## Written instruction
Reproduce all entries precisely, down to the last character.

=== Input material ===

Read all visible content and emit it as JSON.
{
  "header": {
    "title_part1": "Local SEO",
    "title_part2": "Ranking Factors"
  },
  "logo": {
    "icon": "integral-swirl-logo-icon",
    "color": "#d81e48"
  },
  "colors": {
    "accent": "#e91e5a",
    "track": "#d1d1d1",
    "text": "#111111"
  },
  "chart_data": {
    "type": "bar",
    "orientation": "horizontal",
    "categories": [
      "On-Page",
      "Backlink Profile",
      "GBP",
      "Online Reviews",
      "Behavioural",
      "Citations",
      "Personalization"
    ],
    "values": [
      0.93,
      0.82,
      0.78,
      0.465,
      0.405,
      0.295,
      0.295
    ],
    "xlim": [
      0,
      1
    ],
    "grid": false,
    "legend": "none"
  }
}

===

## Result of the task
Read all visible content and emit it as JSON.
{
  "header": {
    "title_part1": "Local SEO",
    "title_part2": "Ranking Factors"
  },
  "logo": {
    "icon": "integral-swirl-logo-icon",
    "color": "#d81e48"
  },
  "colors": {
    "accent": "#e91e5a",
    "track": "#d1d1d1",
    "text": "#111111"
  },
  "chart_data": {
    "type": "bar",
    "orientation": "horizontal",
    "categories": [
      "On-Page",
      "Backlink Profile",
      "GBP",
      "Online Reviews",
      "Behavioural",
      "Citations",
      "Personalization"
    ],
    "values": [
      0.93,
      0.82,
      0.78,
      0.465,
      0.405,
      0.295,
      0.295
    ],
    "xlim": [
      0,
      1
    ],
    "grid": false,
    "legend": "none"
  }
}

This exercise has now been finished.